— INPUT DATA —

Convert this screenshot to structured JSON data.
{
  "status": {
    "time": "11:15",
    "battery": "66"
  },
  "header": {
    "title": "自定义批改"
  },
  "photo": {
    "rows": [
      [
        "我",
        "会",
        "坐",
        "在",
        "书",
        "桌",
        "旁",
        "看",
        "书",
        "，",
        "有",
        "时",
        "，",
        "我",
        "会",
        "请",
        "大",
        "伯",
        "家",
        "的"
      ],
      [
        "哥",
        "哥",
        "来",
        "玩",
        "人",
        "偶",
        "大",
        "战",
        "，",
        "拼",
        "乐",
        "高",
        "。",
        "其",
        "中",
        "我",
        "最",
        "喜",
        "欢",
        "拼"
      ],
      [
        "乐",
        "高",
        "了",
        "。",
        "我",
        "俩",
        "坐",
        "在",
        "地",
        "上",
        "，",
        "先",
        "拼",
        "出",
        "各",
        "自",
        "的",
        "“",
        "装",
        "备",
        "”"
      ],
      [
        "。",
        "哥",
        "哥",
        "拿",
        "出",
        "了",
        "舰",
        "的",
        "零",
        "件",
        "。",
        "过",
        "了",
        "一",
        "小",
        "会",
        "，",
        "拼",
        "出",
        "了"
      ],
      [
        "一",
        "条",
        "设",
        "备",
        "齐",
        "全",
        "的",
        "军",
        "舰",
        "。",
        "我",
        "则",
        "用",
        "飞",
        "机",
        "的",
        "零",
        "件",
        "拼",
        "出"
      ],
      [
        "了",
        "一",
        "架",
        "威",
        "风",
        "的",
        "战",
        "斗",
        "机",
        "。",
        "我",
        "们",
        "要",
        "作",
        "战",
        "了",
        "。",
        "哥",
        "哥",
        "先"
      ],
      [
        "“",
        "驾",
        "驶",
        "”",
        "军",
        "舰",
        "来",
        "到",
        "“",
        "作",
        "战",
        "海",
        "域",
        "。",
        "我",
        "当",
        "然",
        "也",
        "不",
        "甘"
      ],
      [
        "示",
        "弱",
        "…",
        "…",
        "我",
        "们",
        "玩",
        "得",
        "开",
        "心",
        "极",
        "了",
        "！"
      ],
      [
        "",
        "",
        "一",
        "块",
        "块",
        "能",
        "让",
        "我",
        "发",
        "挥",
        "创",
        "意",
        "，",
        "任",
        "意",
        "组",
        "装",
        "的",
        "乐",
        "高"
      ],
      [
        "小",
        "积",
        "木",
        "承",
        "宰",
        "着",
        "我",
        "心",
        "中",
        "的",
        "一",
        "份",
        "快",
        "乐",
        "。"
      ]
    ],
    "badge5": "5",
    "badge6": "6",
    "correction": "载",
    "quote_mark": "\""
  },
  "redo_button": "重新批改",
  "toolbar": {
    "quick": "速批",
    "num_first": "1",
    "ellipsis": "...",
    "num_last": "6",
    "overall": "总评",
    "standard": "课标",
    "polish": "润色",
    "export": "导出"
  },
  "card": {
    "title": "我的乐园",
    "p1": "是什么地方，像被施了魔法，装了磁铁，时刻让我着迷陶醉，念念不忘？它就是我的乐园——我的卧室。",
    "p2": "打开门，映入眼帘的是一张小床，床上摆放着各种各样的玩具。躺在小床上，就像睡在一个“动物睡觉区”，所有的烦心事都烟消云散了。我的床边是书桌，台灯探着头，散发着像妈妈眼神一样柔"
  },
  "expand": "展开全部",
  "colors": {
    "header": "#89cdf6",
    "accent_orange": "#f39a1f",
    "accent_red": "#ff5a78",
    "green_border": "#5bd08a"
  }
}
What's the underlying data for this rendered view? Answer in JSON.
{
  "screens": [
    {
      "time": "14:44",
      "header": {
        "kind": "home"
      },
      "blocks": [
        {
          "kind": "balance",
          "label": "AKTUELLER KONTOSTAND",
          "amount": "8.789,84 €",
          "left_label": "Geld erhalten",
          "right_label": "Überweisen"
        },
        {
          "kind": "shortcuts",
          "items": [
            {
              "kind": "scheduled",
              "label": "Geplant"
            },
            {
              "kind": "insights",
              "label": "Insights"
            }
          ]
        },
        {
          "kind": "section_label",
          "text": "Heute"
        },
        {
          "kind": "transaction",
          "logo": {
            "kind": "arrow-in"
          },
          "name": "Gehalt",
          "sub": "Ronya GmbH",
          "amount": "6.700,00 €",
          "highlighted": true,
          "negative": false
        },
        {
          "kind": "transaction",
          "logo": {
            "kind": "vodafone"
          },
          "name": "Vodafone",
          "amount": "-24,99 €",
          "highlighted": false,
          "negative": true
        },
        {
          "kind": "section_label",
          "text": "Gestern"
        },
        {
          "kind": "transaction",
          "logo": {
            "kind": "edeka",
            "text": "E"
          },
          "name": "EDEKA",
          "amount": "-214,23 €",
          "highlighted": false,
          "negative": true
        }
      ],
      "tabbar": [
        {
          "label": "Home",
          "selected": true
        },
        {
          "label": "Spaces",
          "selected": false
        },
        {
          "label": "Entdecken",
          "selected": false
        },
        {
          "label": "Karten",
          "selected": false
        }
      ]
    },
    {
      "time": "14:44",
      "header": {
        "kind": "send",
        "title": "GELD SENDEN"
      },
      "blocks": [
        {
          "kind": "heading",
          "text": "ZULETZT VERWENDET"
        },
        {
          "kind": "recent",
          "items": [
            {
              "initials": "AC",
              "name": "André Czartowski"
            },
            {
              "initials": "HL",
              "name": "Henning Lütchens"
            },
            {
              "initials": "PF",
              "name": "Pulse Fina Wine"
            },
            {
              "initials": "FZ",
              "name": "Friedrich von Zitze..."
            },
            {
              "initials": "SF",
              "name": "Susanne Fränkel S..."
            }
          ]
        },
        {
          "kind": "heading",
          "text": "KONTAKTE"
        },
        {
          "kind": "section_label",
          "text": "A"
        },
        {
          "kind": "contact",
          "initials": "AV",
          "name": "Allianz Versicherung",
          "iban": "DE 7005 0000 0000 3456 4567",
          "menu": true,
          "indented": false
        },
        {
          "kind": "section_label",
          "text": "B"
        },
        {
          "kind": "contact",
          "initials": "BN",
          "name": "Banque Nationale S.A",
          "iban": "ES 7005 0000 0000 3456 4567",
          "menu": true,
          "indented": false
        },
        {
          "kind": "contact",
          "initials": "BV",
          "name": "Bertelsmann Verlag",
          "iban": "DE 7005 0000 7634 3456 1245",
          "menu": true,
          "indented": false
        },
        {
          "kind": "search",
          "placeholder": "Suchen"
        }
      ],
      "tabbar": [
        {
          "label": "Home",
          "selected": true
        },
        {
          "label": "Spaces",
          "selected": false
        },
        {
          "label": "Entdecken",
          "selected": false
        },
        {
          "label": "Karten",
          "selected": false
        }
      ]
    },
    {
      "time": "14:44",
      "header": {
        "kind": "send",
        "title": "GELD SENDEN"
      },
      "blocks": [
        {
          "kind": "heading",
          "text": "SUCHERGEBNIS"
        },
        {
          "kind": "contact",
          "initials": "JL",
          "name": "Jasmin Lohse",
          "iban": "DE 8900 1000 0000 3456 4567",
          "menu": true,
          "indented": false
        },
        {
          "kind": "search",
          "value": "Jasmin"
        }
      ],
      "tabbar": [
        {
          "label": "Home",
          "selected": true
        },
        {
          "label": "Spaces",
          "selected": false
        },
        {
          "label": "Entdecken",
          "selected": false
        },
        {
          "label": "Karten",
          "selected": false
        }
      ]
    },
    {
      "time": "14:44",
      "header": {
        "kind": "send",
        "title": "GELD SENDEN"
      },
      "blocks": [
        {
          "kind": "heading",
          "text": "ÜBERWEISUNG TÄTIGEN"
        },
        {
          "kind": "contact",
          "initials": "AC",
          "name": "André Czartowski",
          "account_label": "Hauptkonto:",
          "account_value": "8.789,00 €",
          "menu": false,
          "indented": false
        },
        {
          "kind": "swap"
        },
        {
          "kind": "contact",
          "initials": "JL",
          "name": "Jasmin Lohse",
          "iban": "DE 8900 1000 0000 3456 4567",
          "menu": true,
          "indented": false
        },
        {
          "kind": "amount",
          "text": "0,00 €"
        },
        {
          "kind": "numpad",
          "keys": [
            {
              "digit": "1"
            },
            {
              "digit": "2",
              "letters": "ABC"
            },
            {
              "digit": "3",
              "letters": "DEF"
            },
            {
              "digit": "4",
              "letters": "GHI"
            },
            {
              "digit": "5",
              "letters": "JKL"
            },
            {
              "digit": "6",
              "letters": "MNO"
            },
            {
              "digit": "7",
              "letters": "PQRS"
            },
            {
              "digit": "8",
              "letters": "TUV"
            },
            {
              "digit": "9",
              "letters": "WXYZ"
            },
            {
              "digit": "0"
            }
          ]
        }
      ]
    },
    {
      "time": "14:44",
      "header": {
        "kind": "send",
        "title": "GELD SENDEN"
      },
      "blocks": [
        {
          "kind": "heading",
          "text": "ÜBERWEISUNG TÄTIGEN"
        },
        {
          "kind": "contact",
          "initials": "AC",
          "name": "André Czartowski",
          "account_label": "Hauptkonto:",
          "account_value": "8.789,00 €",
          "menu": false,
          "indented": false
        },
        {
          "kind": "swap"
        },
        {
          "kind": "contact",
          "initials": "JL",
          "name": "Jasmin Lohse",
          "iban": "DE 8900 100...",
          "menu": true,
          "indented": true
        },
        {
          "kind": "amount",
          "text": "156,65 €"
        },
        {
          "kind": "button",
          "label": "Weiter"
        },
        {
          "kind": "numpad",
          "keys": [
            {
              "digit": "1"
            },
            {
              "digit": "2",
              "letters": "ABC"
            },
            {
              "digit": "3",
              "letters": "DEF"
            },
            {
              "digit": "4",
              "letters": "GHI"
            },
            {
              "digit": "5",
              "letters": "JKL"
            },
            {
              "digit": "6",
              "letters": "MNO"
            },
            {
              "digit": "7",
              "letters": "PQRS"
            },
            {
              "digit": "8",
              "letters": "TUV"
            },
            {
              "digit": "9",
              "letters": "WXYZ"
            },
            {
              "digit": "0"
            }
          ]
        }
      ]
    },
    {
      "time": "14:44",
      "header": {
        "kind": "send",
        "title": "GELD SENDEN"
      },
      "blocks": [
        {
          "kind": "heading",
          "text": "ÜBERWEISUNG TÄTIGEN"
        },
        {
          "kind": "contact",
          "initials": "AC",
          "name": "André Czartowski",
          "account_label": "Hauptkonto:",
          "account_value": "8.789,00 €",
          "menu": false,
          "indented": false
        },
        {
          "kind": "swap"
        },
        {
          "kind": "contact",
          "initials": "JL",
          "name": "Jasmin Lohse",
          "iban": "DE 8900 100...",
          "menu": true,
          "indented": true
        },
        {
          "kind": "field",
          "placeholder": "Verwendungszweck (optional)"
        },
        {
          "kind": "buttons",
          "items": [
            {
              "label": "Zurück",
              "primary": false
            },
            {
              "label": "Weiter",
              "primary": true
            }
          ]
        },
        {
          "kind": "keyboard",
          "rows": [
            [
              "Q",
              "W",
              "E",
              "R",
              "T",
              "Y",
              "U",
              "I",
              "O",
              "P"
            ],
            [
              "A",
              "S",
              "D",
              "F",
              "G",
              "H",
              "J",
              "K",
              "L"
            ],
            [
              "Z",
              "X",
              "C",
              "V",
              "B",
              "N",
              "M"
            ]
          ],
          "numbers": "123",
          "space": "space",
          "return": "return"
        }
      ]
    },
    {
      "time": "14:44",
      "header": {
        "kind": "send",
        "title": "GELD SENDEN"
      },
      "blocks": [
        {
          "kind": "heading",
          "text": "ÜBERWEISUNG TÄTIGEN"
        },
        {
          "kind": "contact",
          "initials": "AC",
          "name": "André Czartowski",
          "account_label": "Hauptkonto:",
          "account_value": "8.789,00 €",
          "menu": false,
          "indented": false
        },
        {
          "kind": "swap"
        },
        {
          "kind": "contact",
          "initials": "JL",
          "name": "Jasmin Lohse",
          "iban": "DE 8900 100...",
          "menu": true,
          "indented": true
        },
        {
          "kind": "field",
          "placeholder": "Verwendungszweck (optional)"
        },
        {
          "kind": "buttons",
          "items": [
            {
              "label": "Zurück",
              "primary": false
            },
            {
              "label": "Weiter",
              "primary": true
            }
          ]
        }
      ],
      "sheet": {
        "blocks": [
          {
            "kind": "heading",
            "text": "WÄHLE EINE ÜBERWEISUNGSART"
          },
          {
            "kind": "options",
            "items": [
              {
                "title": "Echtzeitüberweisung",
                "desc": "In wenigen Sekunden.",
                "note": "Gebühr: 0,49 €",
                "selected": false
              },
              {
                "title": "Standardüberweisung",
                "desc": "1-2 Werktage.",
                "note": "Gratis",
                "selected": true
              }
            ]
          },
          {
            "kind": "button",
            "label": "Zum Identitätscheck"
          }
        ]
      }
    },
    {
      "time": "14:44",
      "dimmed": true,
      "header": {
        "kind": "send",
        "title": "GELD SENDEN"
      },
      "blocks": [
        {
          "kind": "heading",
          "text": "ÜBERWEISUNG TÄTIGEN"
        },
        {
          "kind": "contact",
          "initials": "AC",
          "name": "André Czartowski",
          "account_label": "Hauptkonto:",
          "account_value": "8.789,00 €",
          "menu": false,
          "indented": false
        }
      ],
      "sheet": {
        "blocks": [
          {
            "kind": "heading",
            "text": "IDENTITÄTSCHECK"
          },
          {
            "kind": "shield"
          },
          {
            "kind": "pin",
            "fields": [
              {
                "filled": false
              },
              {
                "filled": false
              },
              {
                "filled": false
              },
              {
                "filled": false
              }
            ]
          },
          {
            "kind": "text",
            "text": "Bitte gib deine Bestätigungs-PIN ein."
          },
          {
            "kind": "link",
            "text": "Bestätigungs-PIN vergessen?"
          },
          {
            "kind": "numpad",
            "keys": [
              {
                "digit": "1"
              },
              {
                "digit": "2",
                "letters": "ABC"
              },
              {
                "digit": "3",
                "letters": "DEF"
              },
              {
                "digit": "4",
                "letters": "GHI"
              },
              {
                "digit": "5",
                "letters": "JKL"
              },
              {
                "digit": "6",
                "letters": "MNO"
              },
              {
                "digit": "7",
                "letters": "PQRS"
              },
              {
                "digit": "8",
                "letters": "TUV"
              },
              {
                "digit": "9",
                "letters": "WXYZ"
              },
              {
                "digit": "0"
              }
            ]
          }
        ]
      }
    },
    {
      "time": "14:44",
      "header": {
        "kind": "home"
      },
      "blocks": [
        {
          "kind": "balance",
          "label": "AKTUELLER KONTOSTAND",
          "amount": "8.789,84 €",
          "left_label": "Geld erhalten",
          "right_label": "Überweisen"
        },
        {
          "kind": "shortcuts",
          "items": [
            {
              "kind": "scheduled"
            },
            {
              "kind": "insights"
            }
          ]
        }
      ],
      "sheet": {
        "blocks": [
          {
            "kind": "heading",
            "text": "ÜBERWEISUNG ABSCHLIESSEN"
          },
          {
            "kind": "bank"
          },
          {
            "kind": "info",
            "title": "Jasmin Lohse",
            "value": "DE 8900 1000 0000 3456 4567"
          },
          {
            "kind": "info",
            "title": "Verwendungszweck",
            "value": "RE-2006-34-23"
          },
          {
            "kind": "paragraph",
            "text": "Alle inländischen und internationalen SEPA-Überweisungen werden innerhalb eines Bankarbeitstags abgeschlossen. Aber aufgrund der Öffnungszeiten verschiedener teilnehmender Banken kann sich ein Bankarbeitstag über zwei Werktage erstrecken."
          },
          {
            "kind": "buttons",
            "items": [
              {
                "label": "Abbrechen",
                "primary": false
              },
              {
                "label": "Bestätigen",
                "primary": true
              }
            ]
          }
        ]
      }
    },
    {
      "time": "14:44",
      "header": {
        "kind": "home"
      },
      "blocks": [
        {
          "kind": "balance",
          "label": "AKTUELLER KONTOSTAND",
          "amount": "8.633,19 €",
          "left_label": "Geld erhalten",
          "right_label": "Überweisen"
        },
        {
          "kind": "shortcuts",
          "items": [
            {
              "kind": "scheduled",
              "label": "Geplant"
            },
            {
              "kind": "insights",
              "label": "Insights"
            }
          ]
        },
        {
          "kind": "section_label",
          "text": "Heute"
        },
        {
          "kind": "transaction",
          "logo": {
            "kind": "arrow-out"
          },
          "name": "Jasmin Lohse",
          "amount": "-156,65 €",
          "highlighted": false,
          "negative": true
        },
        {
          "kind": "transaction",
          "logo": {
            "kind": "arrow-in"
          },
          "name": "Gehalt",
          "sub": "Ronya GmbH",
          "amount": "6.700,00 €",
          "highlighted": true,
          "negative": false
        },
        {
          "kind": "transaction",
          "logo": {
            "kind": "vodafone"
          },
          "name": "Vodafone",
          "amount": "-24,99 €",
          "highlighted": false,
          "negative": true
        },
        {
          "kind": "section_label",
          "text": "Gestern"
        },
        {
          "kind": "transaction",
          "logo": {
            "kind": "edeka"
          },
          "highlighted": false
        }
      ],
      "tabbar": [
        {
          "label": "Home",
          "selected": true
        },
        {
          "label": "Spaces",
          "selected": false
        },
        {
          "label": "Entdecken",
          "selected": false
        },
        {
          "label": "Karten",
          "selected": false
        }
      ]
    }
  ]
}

— STATED GOAL —
Of the lines above, how many contain the word "this"? Provide the number and nothing else.

— RESPONSE —
2